WORK TO DO> Skip the images and return the records below exactly.
═══ INFORMATION SUPPLIED
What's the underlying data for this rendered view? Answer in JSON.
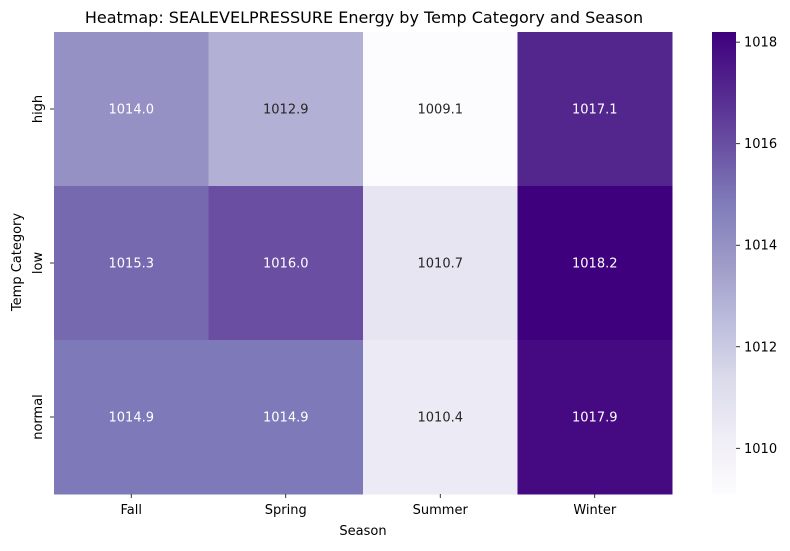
{
  "chart_data": {
    "type": "heatmap",
    "title": "Heatmap: SEALEVELPRESSURE Energy by Temp Category and Season",
    "xlabel": "Season",
    "ylabel": "Temp Category",
    "x_categories": [
      "Fall",
      "Spring",
      "Summer",
      "Winter"
    ],
    "y_categories": [
      "high",
      "low",
      "normal"
    ],
    "values": [
      [
        1014.0,
        1012.9,
        1009.1,
        1017.1
      ],
      [
        1015.3,
        1016.0,
        1010.7,
        1018.2
      ],
      [
        1014.9,
        1014.9,
        1010.4,
        1017.9
      ]
    ],
    "value_labels": [
      [
        "1014.0",
        "1012.9",
        "1009.1",
        "1017.1"
      ],
      [
        "1015.3",
        "1016.0",
        "1010.7",
        "1018.2"
      ],
      [
        "1014.9",
        "1014.9",
        "1010.4",
        "1017.9"
      ]
    ],
    "colormap": "Purples",
    "color_range": [
      1009.1,
      1018.2
    ],
    "colorbar_ticks": [
      1010,
      1012,
      1014,
      1016,
      1018
    ],
    "colorbar_tick_labels": [
      "1010",
      "1012",
      "1014",
      "1016",
      "1018"
    ]
  }
}
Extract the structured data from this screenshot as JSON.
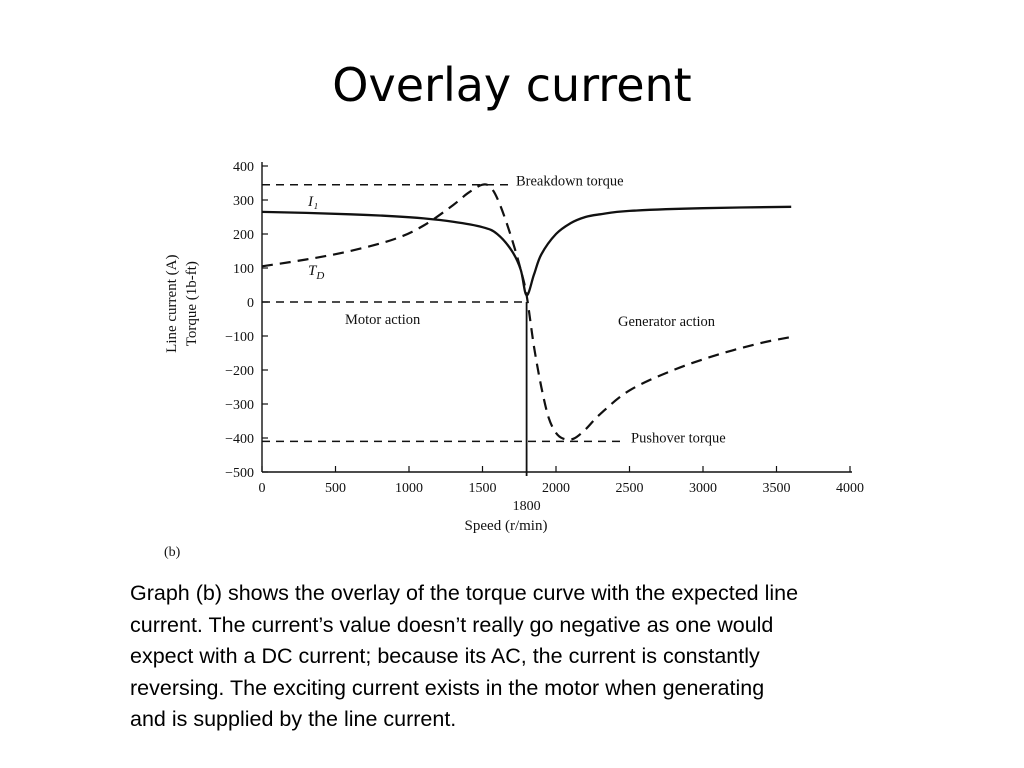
{
  "slide": {
    "title": "Overlay current",
    "caption_lines": [
      "Graph (b) shows the overlay of the torque curve with the expected line",
      "current.  The current’s value doesn’t really go negative as one would",
      "expect with a DC current; because its AC, the current is constantly",
      "reversing.  The exciting current exists in the motor when generating",
      "and is supplied by the line current."
    ]
  },
  "chart_data": {
    "type": "line",
    "panel_label": "(b)",
    "xlabel": "Speed (r/min)",
    "ylabel_lines": [
      "Line current (A)",
      "Torque (1b-ft)"
    ],
    "xlim": [
      0,
      4000
    ],
    "ylim": [
      -500,
      400
    ],
    "x_ticks": [
      0,
      500,
      1000,
      1500,
      2000,
      2500,
      3000,
      3500,
      4000
    ],
    "x_tick_labels": [
      "0",
      "500",
      "1000",
      "1500",
      "2000",
      "2500",
      "3000",
      "3500",
      "4000"
    ],
    "y_ticks": [
      400,
      300,
      200,
      100,
      0,
      -100,
      -200,
      -300,
      -400,
      -500
    ],
    "y_tick_labels": [
      "400",
      "300",
      "200",
      "100",
      "0",
      "−100",
      "−200",
      "−300",
      "−400",
      "−500"
    ],
    "sync_speed": {
      "x": 1800,
      "label": "1800"
    },
    "series": [
      {
        "name": "I₁",
        "style": "solid",
        "x": [
          0,
          300,
          600,
          900,
          1100,
          1300,
          1500,
          1600,
          1700,
          1760,
          1800,
          1850,
          1900,
          2000,
          2100,
          2200,
          2300,
          2500,
          3000,
          3600
        ],
        "y": [
          265,
          262,
          258,
          252,
          246,
          236,
          220,
          200,
          150,
          95,
          20,
          80,
          140,
          200,
          232,
          250,
          258,
          268,
          276,
          280
        ]
      },
      {
        "name": "T",
        "name_subscript": "D",
        "style": "dashed",
        "x": [
          0,
          300,
          600,
          900,
          1100,
          1300,
          1400,
          1500,
          1560,
          1620,
          1700,
          1760,
          1800,
          1850,
          1900,
          1950,
          2000,
          2050,
          2120,
          2200,
          2300,
          2500,
          2800,
          3100,
          3400,
          3600
        ],
        "y": [
          105,
          125,
          150,
          185,
          225,
          285,
          320,
          345,
          335,
          285,
          185,
          95,
          20,
          -130,
          -250,
          -340,
          -385,
          -402,
          -402,
          -375,
          -330,
          -260,
          -200,
          -155,
          -120,
          -103
        ]
      }
    ],
    "reference_lines": [
      {
        "label": "Breakdown torque",
        "y": 345,
        "style": "dashed"
      },
      {
        "label": "Pushover torque",
        "y": -410,
        "style": "dashed"
      },
      {
        "label": "",
        "y": 0,
        "style": "dashed",
        "x_to": 1800
      }
    ],
    "region_labels": [
      {
        "text": "Motor action"
      },
      {
        "text": "Generator action"
      }
    ]
  }
}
══════
TASK OUTPUT>
What's the underlying data for this rendered view? Answer in JSON.
{
  "chart_data": {
    "type": "heatmap",
    "title": "Heatmap: SEALEVELPRESSURE Energy by Temp Category and Season",
    "xlabel": "Season",
    "ylabel": "Temp Category",
    "x_categories": [
      "Fall",
      "Spring",
      "Summer",
      "Winter"
    ],
    "y_categories": [
      "high",
      "low",
      "normal"
    ],
    "values": [
      [
        1014.0,
        1012.9,
        1009.1,
        1017.1
      ],
      [
        1015.3,
        1016.0,
        1010.7,
        1018.2
      ],
      [
        1014.9,
        1014.9,
        1010.4,
        1017.9
      ]
    ],
    "value_labels": [
      [
        "1014.0",
        "1012.9",
        "1009.1",
        "1017.1"
      ],
      [
        "1015.3",
        "1016.0",
        "1010.7",
        "1018.2"
      ],
      [
        "1014.9",
        "1014.9",
        "1010.4",
        "1017.9"
      ]
    ],
    "colormap": "Purples",
    "color_range": [
      1009.1,
      1018.2
    ],
    "colorbar_ticks": [
      1010,
      1012,
      1014,
      1016,
      1018
    ],
    "colorbar_tick_labels": [
      "1010",
      "1012",
      "1014",
      "1016",
      "1018"
    ]
  }
}
Extract the structured data from this screenshot as JSON.
{
  "slide": {
    "title": "Overlay current",
    "caption_lines": [
      "Graph (b) shows the overlay of the torque curve with the expected line",
      "current.  The current’s value doesn’t really go negative as one would",
      "expect with a DC current; because its AC, the current is constantly",
      "reversing.  The exciting current exists in the motor when generating",
      "and is supplied by the line current."
    ]
  },
  "chart_data": {
    "type": "line",
    "panel_label": "(b)",
    "xlabel": "Speed (r/min)",
    "ylabel_lines": [
      "Line current (A)",
      "Torque (1b-ft)"
    ],
    "xlim": [
      0,
      4000
    ],
    "ylim": [
      -500,
      400
    ],
    "x_ticks": [
      0,
      500,
      1000,
      1500,
      2000,
      2500,
      3000,
      3500,
      4000
    ],
    "x_tick_labels": [
      "0",
      "500",
      "1000",
      "1500",
      "2000",
      "2500",
      "3000",
      "3500",
      "4000"
    ],
    "y_ticks": [
      400,
      300,
      200,
      100,
      0,
      -100,
      -200,
      -300,
      -400,
      -500
    ],
    "y_tick_labels": [
      "400",
      "300",
      "200",
      "100",
      "0",
      "−100",
      "−200",
      "−300",
      "−400",
      "−500"
    ],
    "sync_speed": {
      "x": 1800,
      "label": "1800"
    },
    "series": [
      {
        "name": "I₁",
        "style": "solid",
        "x": [
          0,
          300,
          600,
          900,
          1100,
          1300,
          1500,
          1600,
          1700,
          1760,
          1800,
          1850,
          1900,
          2000,
          2100,
          2200,
          2300,
          2500,
          3000,
          3600
        ],
        "y": [
          265,
          262,
          258,
          252,
          246,
          236,
          220,
          200,
          150,
          95,
          20,
          80,
          140,
          200,
          232,
          250,
          258,
          268,
          276,
          280
        ]
      },
      {
        "name": "T",
        "name_subscript": "D",
        "style": "dashed",
        "x": [
          0,
          300,
          600,
          900,
          1100,
          1300,
          1400,
          1500,
          1560,
          1620,
          1700,
          1760,
          1800,
          1850,
          1900,
          1950,
          2000,
          2050,
          2120,
          2200,
          2300,
          2500,
          2800,
          3100,
          3400,
          3600
        ],
        "y": [
          105,
          125,
          150,
          185,
          225,
          285,
          320,
          345,
          335,
          285,
          185,
          95,
          20,
          -130,
          -250,
          -340,
          -385,
          -402,
          -402,
          -375,
          -330,
          -260,
          -200,
          -155,
          -120,
          -103
        ]
      }
    ],
    "reference_lines": [
      {
        "label": "Breakdown torque",
        "y": 345,
        "style": "dashed"
      },
      {
        "label": "Pushover torque",
        "y": -410,
        "style": "dashed"
      },
      {
        "label": "",
        "y": 0,
        "style": "dashed",
        "x_to": 1800
      }
    ],
    "region_labels": [
      {
        "text": "Motor action"
      },
      {
        "text": "Generator action"
      }
    ]
  }
}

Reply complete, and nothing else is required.